[Excerpts from a layout annotation set]
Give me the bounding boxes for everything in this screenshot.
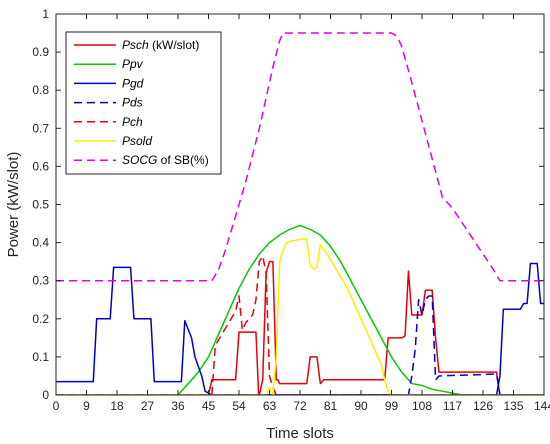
x-tick-label: 36 bbox=[171, 399, 185, 413]
series-line-socg bbox=[56, 32, 544, 282]
x-tick-label: 135 bbox=[503, 399, 523, 413]
y-tick-label: 1 bbox=[42, 7, 49, 21]
legend-label-psch: Psch (kW/slot) bbox=[122, 38, 199, 52]
x-tick-label: 90 bbox=[354, 399, 368, 413]
y-tick-label: 0.1 bbox=[32, 350, 49, 364]
x-tick-label: 81 bbox=[324, 399, 338, 413]
series-line-ppv bbox=[56, 224, 544, 395]
axis-ticks: 0 9 18 27 36 45 54 63 72 81 90 99 108 117 126 135 144 0 0.… bbox=[32, 7, 550, 413]
series-line-pch bbox=[56, 255, 544, 395]
x-tick-label: 18 bbox=[110, 399, 124, 413]
x-tick-label: 0 bbox=[53, 399, 60, 413]
x-tick-label: 126 bbox=[473, 399, 493, 413]
series-line-pgd bbox=[56, 262, 544, 395]
y-tick-label: 0.6 bbox=[32, 159, 49, 173]
series-line-pds bbox=[56, 295, 544, 395]
y-tick-label: 0.7 bbox=[32, 121, 49, 135]
x-tick-label: 108 bbox=[412, 399, 432, 413]
x-tick-label: 144 bbox=[534, 399, 550, 413]
x-tick-label: 27 bbox=[141, 399, 155, 413]
legend-label-psold: Psold bbox=[122, 134, 152, 148]
legend: Psch (kW/slot) Ppv Pgd Pds Pch Psold SOCG of S… bbox=[65, 31, 222, 175]
series-line-psch bbox=[56, 260, 544, 395]
x-tick-label: 63 bbox=[263, 399, 277, 413]
y-tick-label: 0 bbox=[42, 388, 49, 402]
x-tick-label: 72 bbox=[293, 399, 307, 413]
legend-label-pgd: Pgd bbox=[122, 76, 144, 90]
x-tick-label: 54 bbox=[232, 399, 246, 413]
y-tick-label: 0.2 bbox=[32, 312, 49, 326]
legend-label-pch: Pch bbox=[122, 115, 143, 129]
x-tick-label: 99 bbox=[385, 399, 399, 413]
x-tick-label: 117 bbox=[443, 399, 462, 413]
y-tick-label: 0.3 bbox=[32, 274, 49, 288]
x-tick-label: 9 bbox=[83, 399, 90, 413]
series-line-psold bbox=[56, 238, 544, 395]
x-axis-title: Time slots bbox=[266, 425, 334, 442]
y-tick-label: 0.9 bbox=[32, 45, 49, 59]
y-axis-title: Power (kW/slot) bbox=[5, 152, 22, 258]
y-tick-label: 0.8 bbox=[32, 83, 49, 97]
legend-label-pds: Pds bbox=[122, 96, 143, 110]
legend-label-socg: SOCG of SB(%) bbox=[122, 153, 209, 167]
y-tick-label: 0.4 bbox=[32, 236, 49, 250]
plot-lines bbox=[56, 32, 544, 395]
y-tick-label: 0.5 bbox=[32, 198, 49, 212]
x-tick-label: 45 bbox=[202, 399, 216, 413]
legend-label-ppv: Ppv bbox=[122, 57, 144, 71]
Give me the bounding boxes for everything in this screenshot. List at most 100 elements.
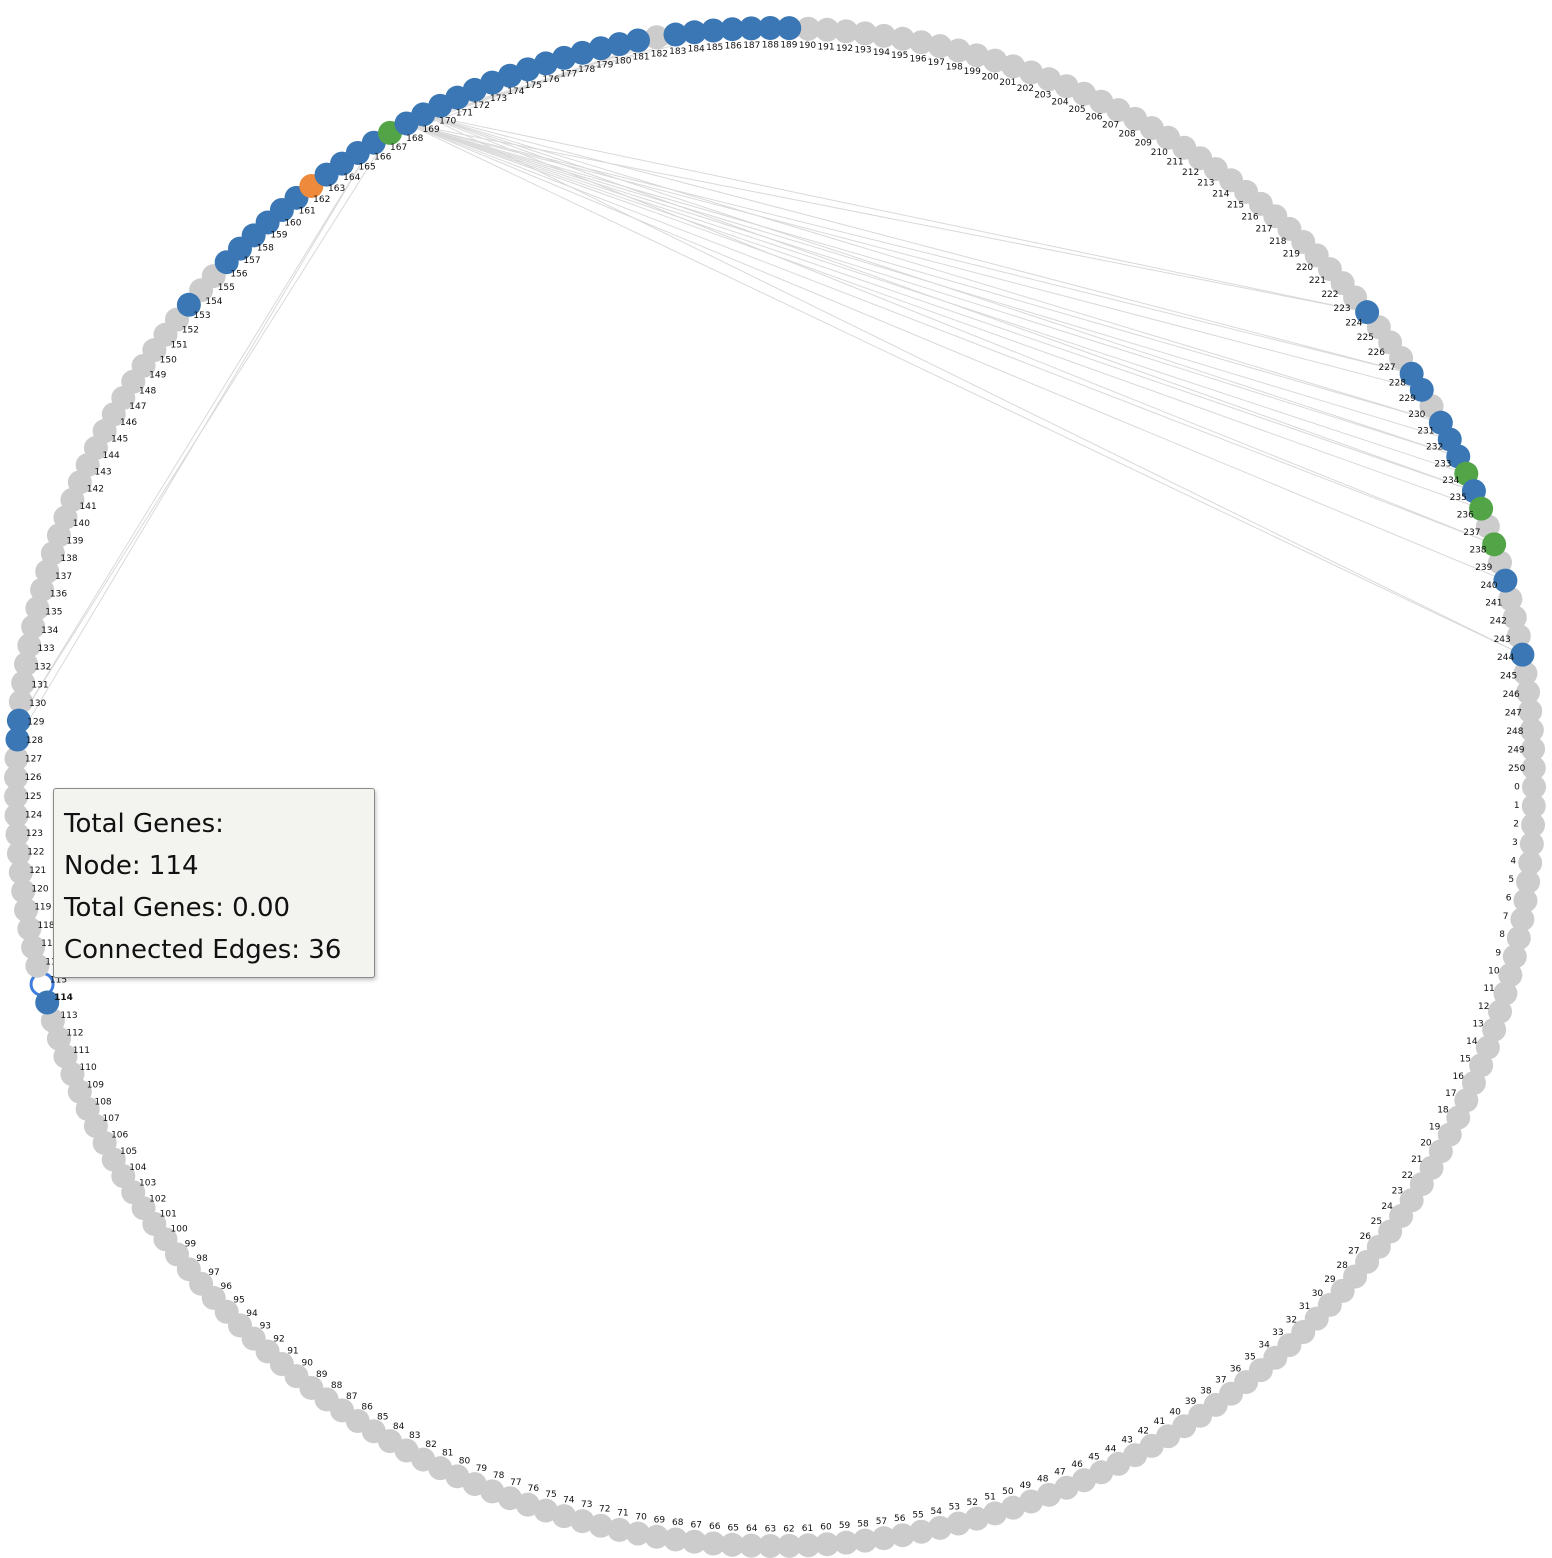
node-187[interactable] [739,16,764,41]
node-190[interactable] [796,16,821,41]
node-126[interactable] [4,765,29,790]
node-240[interactable] [1493,568,1518,593]
node-129[interactable] [6,708,31,733]
node-178[interactable] [570,40,595,65]
node-241[interactable] [1498,586,1523,611]
node-66[interactable] [701,1531,726,1556]
node-137[interactable] [35,559,60,584]
node-191[interactable] [815,17,840,42]
node-122[interactable] [6,841,31,866]
node-242[interactable] [1502,605,1527,630]
node-116[interactable] [25,953,50,978]
node-179[interactable] [588,36,613,61]
node-119[interactable] [14,897,39,922]
node-243[interactable] [1506,624,1531,649]
node-132[interactable] [14,652,39,677]
node-199[interactable] [964,43,989,68]
node-175[interactable] [515,57,540,82]
node-186[interactable] [720,17,745,42]
node-4[interactable] [1518,850,1543,875]
node-53[interactable] [946,1511,971,1536]
node-194[interactable] [871,23,896,48]
node-123[interactable] [5,822,30,847]
node-7[interactable] [1510,907,1535,932]
node-177[interactable] [552,45,577,70]
node-246[interactable] [1516,680,1541,705]
node-56[interactable] [890,1523,915,1548]
node-72[interactable] [588,1513,613,1538]
node-131[interactable] [11,670,36,695]
node-50[interactable] [1001,1495,1026,1520]
node-61[interactable] [796,1533,821,1558]
node-112[interactable] [46,1026,71,1051]
node-134[interactable] [21,614,46,639]
node-200[interactable] [983,48,1008,73]
node-8[interactable] [1506,925,1531,950]
node-133[interactable] [17,633,42,658]
node-75[interactable] [533,1498,558,1523]
node-67[interactable] [682,1529,707,1554]
node-11[interactable] [1493,981,1518,1006]
node-62[interactable] [777,1533,802,1558]
node-192[interactable] [834,19,859,44]
node-176[interactable] [533,51,558,76]
node-193[interactable] [853,21,878,46]
node-245[interactable] [1513,661,1538,686]
node-130[interactable] [8,689,33,714]
node-58[interactable] [853,1528,878,1553]
node-3[interactable] [1519,831,1544,856]
node-180[interactable] [607,32,632,57]
node-198[interactable] [946,38,971,63]
node-239[interactable] [1488,550,1513,575]
node-135[interactable] [25,596,50,621]
node-10[interactable] [1498,963,1523,988]
node-124[interactable] [4,803,29,828]
node-121[interactable] [8,860,33,885]
node-12[interactable] [1488,999,1513,1024]
node-247[interactable] [1518,699,1543,724]
node-52[interactable] [964,1506,989,1531]
node-184[interactable] [682,20,707,45]
node-181[interactable] [626,28,651,53]
node-0[interactable] [1522,775,1546,799]
node-60[interactable] [815,1532,840,1557]
node-136[interactable] [30,577,55,602]
node-68[interactable] [663,1527,688,1552]
node-6[interactable] [1513,888,1538,913]
node-117[interactable] [21,935,46,960]
node-238[interactable] [1482,532,1507,557]
node-249[interactable] [1521,737,1546,762]
node-197[interactable] [927,34,952,59]
node-128[interactable] [5,727,30,752]
node-55[interactable] [909,1519,934,1544]
node-113[interactable] [40,1008,65,1033]
node-182[interactable] [644,25,669,50]
node-73[interactable] [570,1509,595,1534]
node-71[interactable] [607,1517,632,1542]
node-229[interactable] [1409,377,1434,402]
node-195[interactable] [890,26,915,51]
node-63[interactable] [758,1533,783,1558]
node-1[interactable] [1521,793,1546,818]
node-138[interactable] [40,541,65,566]
node-5[interactable] [1516,869,1541,894]
node-250[interactable] [1521,756,1546,781]
node-127[interactable] [4,746,29,771]
node-54[interactable] [927,1515,952,1540]
node-224[interactable] [1355,300,1380,325]
node-188[interactable] [758,16,783,41]
node-185[interactable] [701,18,726,43]
node-70[interactable] [626,1521,651,1546]
node-120[interactable] [11,879,36,904]
node-69[interactable] [644,1524,669,1549]
node-65[interactable] [720,1532,745,1557]
node-183[interactable] [663,22,688,47]
node-244[interactable] [1510,642,1535,667]
node-64[interactable] [739,1533,764,1558]
node-153[interactable] [176,292,201,317]
node-59[interactable] [834,1530,859,1555]
node-51[interactable] [983,1501,1008,1526]
node-196[interactable] [909,30,934,55]
node-74[interactable] [552,1504,577,1529]
node-236[interactable] [1469,496,1494,521]
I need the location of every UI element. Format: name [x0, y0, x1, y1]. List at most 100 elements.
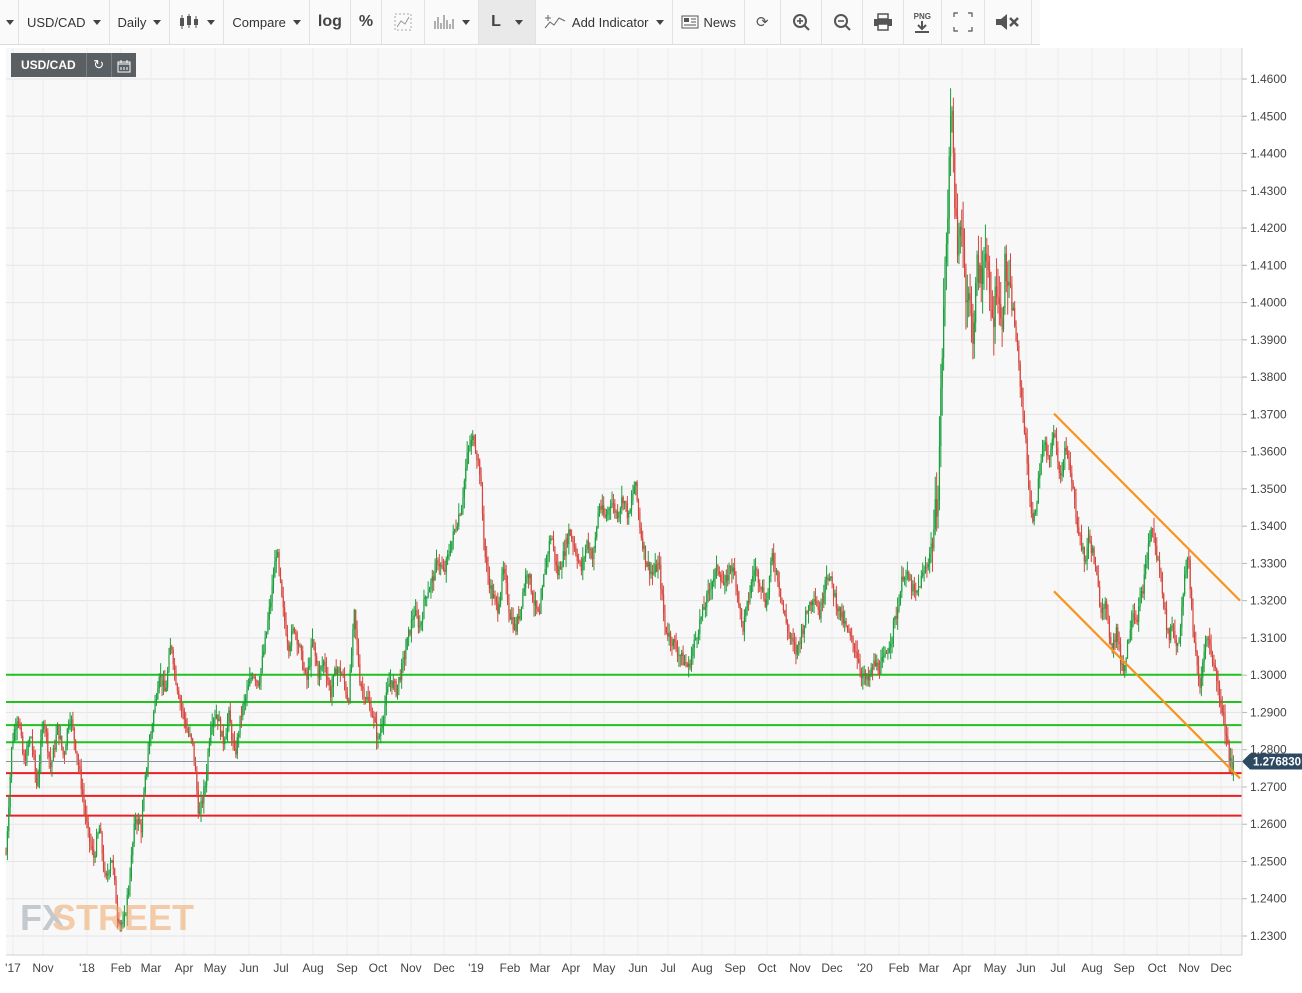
candle-body: [1189, 560, 1191, 590]
candle-body: [623, 501, 626, 504]
candle-body: [352, 629, 354, 656]
candle-body: [1220, 699, 1222, 706]
candle-body: [578, 560, 580, 562]
candle-body: [526, 574, 528, 576]
refresh-button[interactable]: ⟳: [745, 0, 781, 44]
symbol-selector[interactable]: USD/CAD: [19, 0, 110, 44]
y-tick-label: 1.4400: [1250, 147, 1287, 161]
candle-body: [490, 585, 492, 589]
mute-button[interactable]: [985, 0, 1032, 44]
candle-body: [353, 610, 355, 630]
candle-body: [250, 677, 252, 679]
candle-body: [356, 628, 358, 645]
candle-body: [1209, 639, 1211, 645]
compare-button[interactable]: Compare: [224, 0, 310, 44]
candle-body: [212, 719, 215, 725]
candle-body: [1050, 449, 1052, 457]
reload-button[interactable]: ↻: [85, 53, 111, 77]
candle-body: [852, 637, 854, 644]
candle-body: [632, 493, 634, 501]
candle-body: [1078, 527, 1080, 535]
candle-body: [771, 553, 773, 561]
news-button[interactable]: News: [673, 0, 746, 44]
candle-body: [820, 602, 822, 619]
last-price-tag: [1250, 753, 1302, 770]
candle-body: [164, 680, 166, 692]
candle-body: [908, 571, 910, 580]
add-indicator-button[interactable]: Add Indicator: [536, 0, 673, 44]
candle-body: [878, 671, 881, 674]
candle-body: [888, 647, 890, 654]
candle-body: [200, 800, 202, 812]
png-export-button[interactable]: PNG: [904, 0, 942, 44]
candle-body: [899, 592, 902, 606]
fullscreen-button[interactable]: [942, 0, 985, 44]
drawing-tools-button[interactable]: [382, 0, 426, 44]
candle-body: [756, 568, 758, 571]
candle-body: [69, 721, 71, 725]
calendar-button[interactable]: [110, 53, 136, 77]
candle-body: [941, 357, 943, 389]
candle-body: [185, 719, 187, 729]
channel-trend-line[interactable]: [1053, 412, 1241, 602]
candle-body: [55, 734, 57, 750]
volume-button[interactable]: [425, 0, 480, 44]
print-button[interactable]: [863, 0, 904, 44]
candle-body: [1129, 629, 1131, 640]
candle-body: [725, 575, 727, 583]
candle-body: [955, 208, 957, 217]
candle-body: [834, 593, 836, 597]
candle-body: [299, 645, 301, 647]
menu-dropdown[interactable]: [0, 0, 19, 44]
candle-body: [962, 228, 964, 247]
candle-body: [330, 685, 332, 698]
y-tick-label: 1.2700: [1250, 780, 1287, 794]
candle-body: [70, 719, 73, 722]
chart-type-selector[interactable]: [170, 0, 225, 44]
candle-body: [768, 576, 771, 592]
candle-body: [851, 635, 853, 638]
x-tick-label: Jun: [239, 961, 258, 975]
candle-body: [469, 446, 471, 448]
candle-body: [1184, 574, 1186, 595]
candle-body: [291, 630, 293, 646]
candle-body: [662, 594, 665, 614]
candle-body: [910, 579, 913, 592]
interval-selector[interactable]: Daily: [110, 0, 171, 44]
log-scale-button[interactable]: log: [310, 0, 351, 44]
x-tick-label: May: [204, 961, 227, 975]
candle-body: [263, 651, 265, 656]
candle-body: [557, 565, 559, 576]
candle-body: [750, 581, 752, 594]
candle-body: [146, 767, 148, 776]
candle-body: [1005, 253, 1007, 282]
candle-body: [1117, 627, 1119, 643]
candle-body: [717, 565, 719, 572]
channel-trend-line[interactable]: [1053, 590, 1241, 780]
line-style-selector[interactable]: L: [479, 0, 536, 44]
candle-body: [986, 253, 988, 262]
candle-body: [455, 529, 457, 531]
zoom-out-button[interactable]: [822, 0, 863, 44]
candle-body: [183, 710, 185, 720]
candle-body: [229, 710, 231, 724]
candle-body: [540, 598, 542, 614]
x-tick-label: Aug: [691, 961, 712, 975]
candle-body: [472, 435, 474, 441]
percent-scale-button[interactable]: %: [351, 0, 383, 44]
candle-body: [430, 581, 432, 590]
candle-body: [547, 553, 549, 557]
zoom-in-button[interactable]: [781, 0, 822, 44]
y-tick-label: 1.3500: [1250, 482, 1287, 496]
candle-body: [590, 548, 592, 559]
candle-body: [901, 576, 903, 593]
candle-body: [812, 601, 814, 605]
candle-body: [320, 666, 322, 670]
candle-body: [296, 633, 298, 645]
candle-body: [683, 662, 686, 666]
last-price-arrow: [1242, 753, 1250, 770]
candle-body: [221, 730, 223, 737]
candle-body: [1101, 607, 1104, 613]
candle-body: [58, 724, 60, 739]
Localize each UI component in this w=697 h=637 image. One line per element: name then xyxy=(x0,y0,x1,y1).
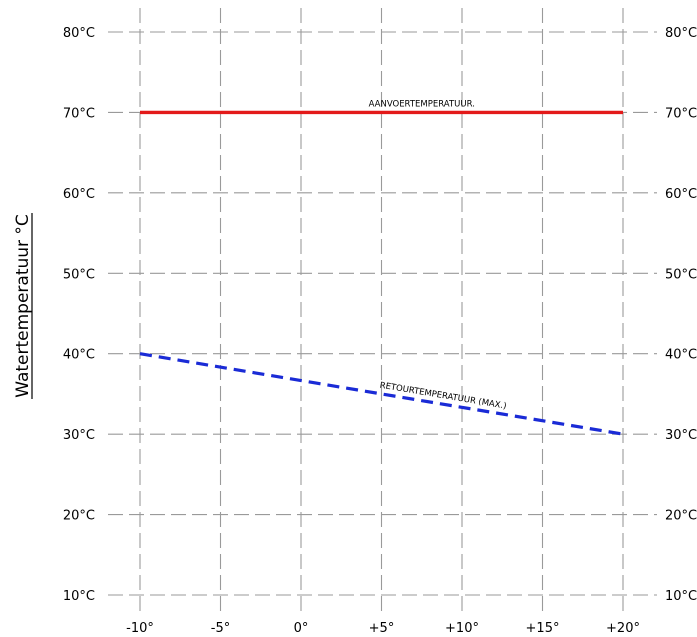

• [Stated exercise] Please reproduce the records word for word, from their first line through the line containing "screenshot. List at most 100 elements.", including that line, and leave out the pictures.

• [Written reply]
Give me the bounding boxes for everything in this screenshot.
x-tick-label: 36 bbox=[171, 399, 185, 413]
series-line-socg bbox=[56, 32, 544, 282]
x-tick-label: 135 bbox=[503, 399, 523, 413]
y-tick-label: 1 bbox=[42, 7, 49, 21]
legend-label-psch: Psch (kW/slot) bbox=[122, 38, 199, 52]
x-tick-label: 90 bbox=[354, 399, 368, 413]
y-tick-label: 0.1 bbox=[32, 350, 49, 364]
x-tick-label: 81 bbox=[324, 399, 338, 413]
series-line-ppv bbox=[56, 224, 544, 395]
axis-ticks: 0 9 18 27 36 45 54 63 72 81 90 99 108 117 126 135 144 0 0.… bbox=[32, 7, 550, 413]
series-line-pch bbox=[56, 255, 544, 395]
x-tick-label: 18 bbox=[110, 399, 124, 413]
x-tick-label: 0 bbox=[53, 399, 60, 413]
x-tick-label: 126 bbox=[473, 399, 493, 413]
series-line-pgd bbox=[56, 262, 544, 395]
y-tick-label: 0.6 bbox=[32, 159, 49, 173]
series-line-pds bbox=[56, 295, 544, 395]
y-tick-label: 0.7 bbox=[32, 121, 49, 135]
x-tick-label: 108 bbox=[412, 399, 432, 413]
x-tick-label: 144 bbox=[534, 399, 550, 413]
x-tick-label: 27 bbox=[141, 399, 155, 413]
legend-label-psold: Psold bbox=[122, 134, 152, 148]
legend: Psch (kW/slot) Ppv Pgd Pds Pch Psold SOCG of S… bbox=[65, 31, 222, 175]
series-line-psch bbox=[56, 260, 544, 395]
x-tick-label: 63 bbox=[263, 399, 277, 413]
y-tick-label: 0 bbox=[42, 388, 49, 402]
x-tick-label: 72 bbox=[293, 399, 307, 413]
legend-label-pgd: Pgd bbox=[122, 76, 144, 90]
x-tick-label: 54 bbox=[232, 399, 246, 413]
y-tick-label: 0.2 bbox=[32, 312, 49, 326]
legend-label-pch: Pch bbox=[122, 115, 143, 129]
x-tick-label: 99 bbox=[385, 399, 399, 413]
x-tick-label: 117 bbox=[443, 399, 462, 413]
y-tick-label: 0.3 bbox=[32, 274, 49, 288]
x-tick-label: 9 bbox=[83, 399, 90, 413]
series-line-psold bbox=[56, 238, 544, 395]
x-axis-title: Time slots bbox=[266, 425, 334, 442]
y-tick-label: 0.9 bbox=[32, 45, 49, 59]
y-axis-title: Power (kW/slot) bbox=[5, 152, 22, 258]
y-tick-label: 0.8 bbox=[32, 83, 49, 97]
legend-label-pds: Pds bbox=[122, 96, 143, 110]
legend-label-socg: SOCG of SB(%) bbox=[122, 153, 209, 167]
y-tick-label: 0.4 bbox=[32, 236, 49, 250]
plot-lines bbox=[56, 32, 544, 395]
y-tick-label: 0.5 bbox=[32, 198, 49, 212]
x-tick-label: 45 bbox=[202, 399, 216, 413]
legend-label-ppv: Ppv bbox=[122, 57, 144, 71]
Give me the bounding boxes for everything in this screenshot. List at most 100 elements.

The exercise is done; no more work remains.